### What to work on
Leave out the pictures and copy everything else below exactly.

------------

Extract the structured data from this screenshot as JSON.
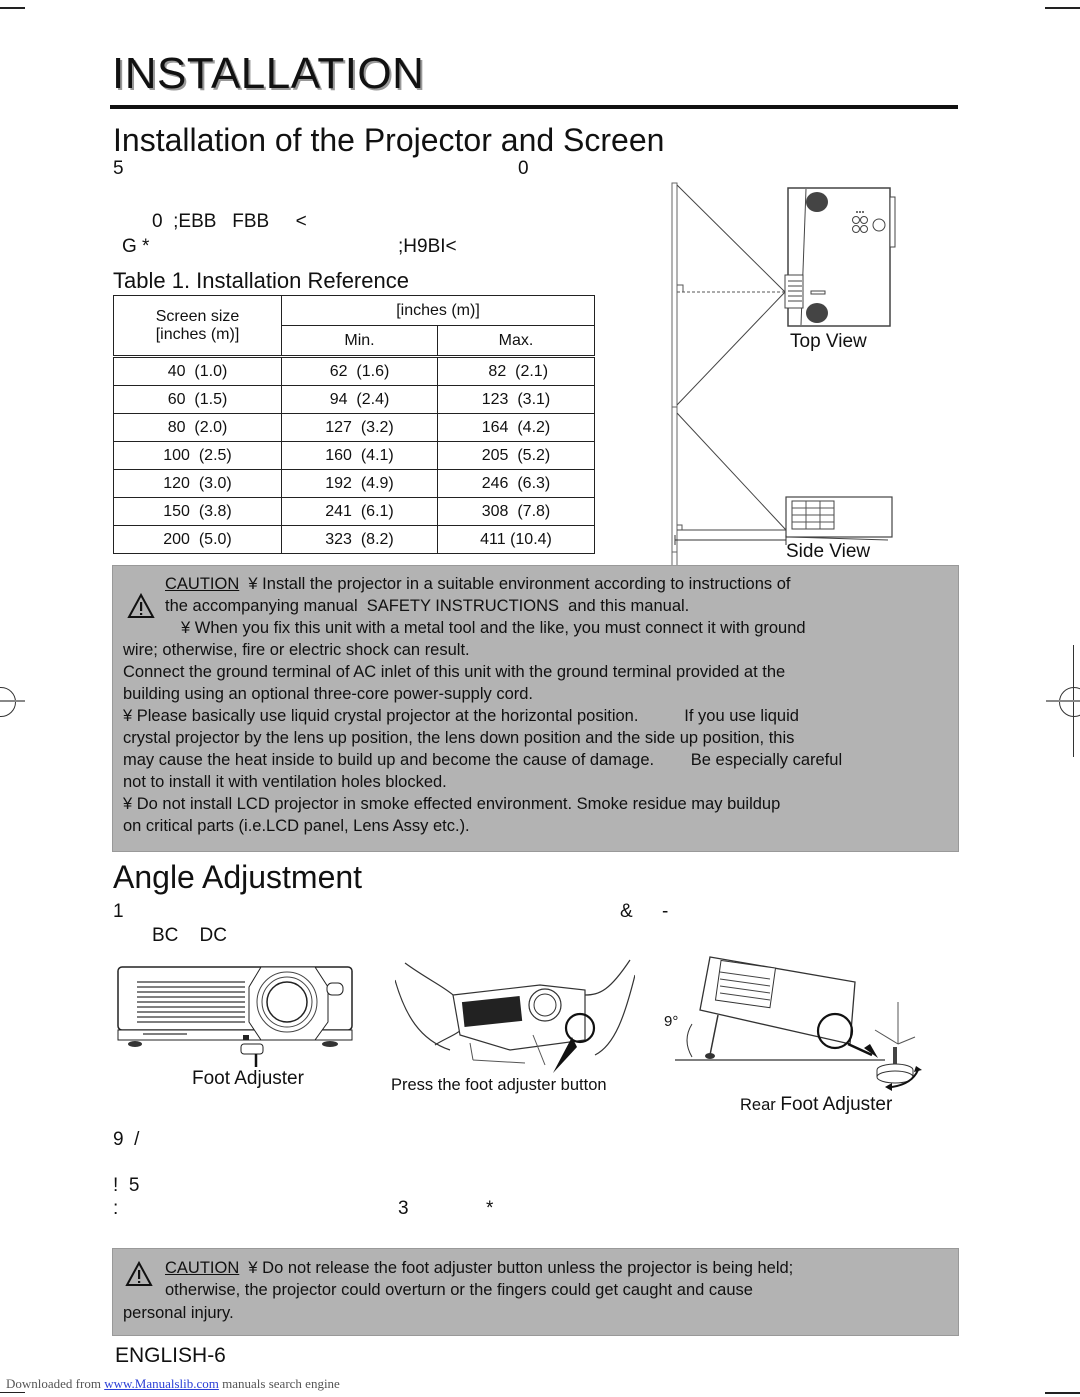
{
  "page": {
    "title": "INSTALLATION",
    "page_number": "ENGLISH-6"
  },
  "section1": {
    "heading": "Installation of the Projector and Screen",
    "garbled_lines": [
      {
        "parts": [
          "5",
          "0"
        ]
      },
      {
        "parts": [
          "0  ;EBB   FBB     <"
        ]
      },
      {
        "parts": [
          "G *",
          ";H9BI<"
        ]
      }
    ]
  },
  "table": {
    "caption": "Table 1. Installation Reference",
    "header": {
      "screen_size_line1": "Screen size",
      "screen_size_line2": "[inches (m)]",
      "distance_unit": "[inches (m)]",
      "min": "Min.",
      "max": "Max."
    },
    "rows": [
      {
        "size": "40  (1.0)",
        "min": "62  (1.6)",
        "max": " 82  (2.1)"
      },
      {
        "size": "60  (1.5)",
        "min": "94  (2.4)",
        "max": "123  (3.1)"
      },
      {
        "size": "80  (2.0)",
        "min": "127  (3.2)",
        "max": "164  (4.2)"
      },
      {
        "size": "100  (2.5)",
        "min": "160  (4.1)",
        "max": "205  (5.2)"
      },
      {
        "size": "120  (3.0)",
        "min": "192  (4.9)",
        "max": "246  (6.3)"
      },
      {
        "size": "150  (3.8)",
        "min": "241  (6.1)",
        "max": "308  (7.8)"
      },
      {
        "size": "200  (5.0)",
        "min": "323  (8.2)",
        "max": "411 (10.4)"
      }
    ]
  },
  "diagrams": {
    "top_view_label": "Top View",
    "side_view_label": "Side View"
  },
  "caution1": {
    "word": "CAUTION",
    "lines": [
      "¥ Install the projector in a suitable environment according to instructions of",
      "the accompanying manual  SAFETY INSTRUCTIONS  and this manual.",
      "¥ When you fix this unit with a metal tool and the like, you must connect it with ground",
      "wire; otherwise, fire or electric shock can result.",
      "Connect the ground terminal of AC inlet of this unit with the ground terminal provided at the",
      "building using an optional three-core power-supply cord.",
      "¥ Please basically use liquid crystal projector at the horizontal position.          If you use liquid",
      "crystal projector by the lens up position, the lens down position and the side up position, this",
      "may cause the heat inside to build up and become the cause of damage.        Be especially careful",
      "not to install it with ventilation holes blocked.",
      "¥ Do not install LCD projector in smoke effected environment. Smoke residue may buildup",
      "on critical parts (i.e.LCD panel, Lens Assy etc.)."
    ]
  },
  "section2": {
    "heading": "Angle Adjustment",
    "garbled_lines": [
      {
        "parts": [
          "1",
          "&",
          "-"
        ]
      },
      {
        "parts": [
          "BC    DC"
        ]
      },
      {
        "parts": [
          "9  /"
        ]
      },
      {
        "parts": [
          "!  5"
        ]
      },
      {
        "parts": [
          ":",
          "3",
          "*"
        ]
      }
    ]
  },
  "figures": {
    "foot_adjuster": "Foot Adjuster",
    "press_button": "Press the foot adjuster button",
    "rear_prefix": "Rear",
    "rear_foot_adjuster": "Foot Adjuster",
    "angle": "9°"
  },
  "caution2": {
    "word": "CAUTION",
    "lines": [
      "¥ Do not release the foot adjuster button unless the projector is being held;",
      "otherwise, the projector could overturn or the fingers could get caught and cause",
      "personal injury."
    ]
  },
  "download": {
    "prefix": "Downloaded from ",
    "link": "www.Manualslib.com",
    "suffix": "  manuals search engine"
  }
}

------------

### Task answer
Extract the structured data from this screenshot as JSON.
{
  "page": {
    "title": "INSTALLATION",
    "page_number": "ENGLISH-6"
  },
  "section1": {
    "heading": "Installation of the Projector and Screen",
    "garbled_lines": [
      {
        "parts": [
          "5",
          "0"
        ]
      },
      {
        "parts": [
          "0  ;EBB   FBB     <"
        ]
      },
      {
        "parts": [
          "G *",
          ";H9BI<"
        ]
      }
    ]
  },
  "table": {
    "caption": "Table 1. Installation Reference",
    "header": {
      "screen_size_line1": "Screen size",
      "screen_size_line2": "[inches (m)]",
      "distance_unit": "[inches (m)]",
      "min": "Min.",
      "max": "Max."
    },
    "rows": [
      {
        "size": "40  (1.0)",
        "min": "62  (1.6)",
        "max": " 82  (2.1)"
      },
      {
        "size": "60  (1.5)",
        "min": "94  (2.4)",
        "max": "123  (3.1)"
      },
      {
        "size": "80  (2.0)",
        "min": "127  (3.2)",
        "max": "164  (4.2)"
      },
      {
        "size": "100  (2.5)",
        "min": "160  (4.1)",
        "max": "205  (5.2)"
      },
      {
        "size": "120  (3.0)",
        "min": "192  (4.9)",
        "max": "246  (6.3)"
      },
      {
        "size": "150  (3.8)",
        "min": "241  (6.1)",
        "max": "308  (7.8)"
      },
      {
        "size": "200  (5.0)",
        "min": "323  (8.2)",
        "max": "411 (10.4)"
      }
    ]
  },
  "diagrams": {
    "top_view_label": "Top View",
    "side_view_label": "Side View"
  },
  "caution1": {
    "word": "CAUTION",
    "lines": [
      "¥ Install the projector in a suitable environment according to instructions of",
      "the accompanying manual  SAFETY INSTRUCTIONS  and this manual.",
      "¥ When you fix this unit with a metal tool and the like, you must connect it with ground",
      "wire; otherwise, fire or electric shock can result.",
      "Connect the ground terminal of AC inlet of this unit with the ground terminal provided at the",
      "building using an optional three-core power-supply cord.",
      "¥ Please basically use liquid crystal projector at the horizontal position.          If you use liquid",
      "crystal projector by the lens up position, the lens down position and the side up position, this",
      "may cause the heat inside to build up and become the cause of damage.        Be especially careful",
      "not to install it with ventilation holes blocked.",
      "¥ Do not install LCD projector in smoke effected environment. Smoke residue may buildup",
      "on critical parts (i.e.LCD panel, Lens Assy etc.)."
    ]
  },
  "section2": {
    "heading": "Angle Adjustment",
    "garbled_lines": [
      {
        "parts": [
          "1",
          "&",
          "-"
        ]
      },
      {
        "parts": [
          "BC    DC"
        ]
      },
      {
        "parts": [
          "9  /"
        ]
      },
      {
        "parts": [
          "!  5"
        ]
      },
      {
        "parts": [
          ":",
          "3",
          "*"
        ]
      }
    ]
  },
  "figures": {
    "foot_adjuster": "Foot Adjuster",
    "press_button": "Press the foot adjuster button",
    "rear_prefix": "Rear",
    "rear_foot_adjuster": "Foot Adjuster",
    "angle": "9°"
  },
  "caution2": {
    "word": "CAUTION",
    "lines": [
      "¥ Do not release the foot adjuster button unless the projector is being held;",
      "otherwise, the projector could overturn or the fingers could get caught and cause",
      "personal injury."
    ]
  },
  "download": {
    "prefix": "Downloaded from ",
    "link": "www.Manualslib.com",
    "suffix": "  manuals search engine"
  }
}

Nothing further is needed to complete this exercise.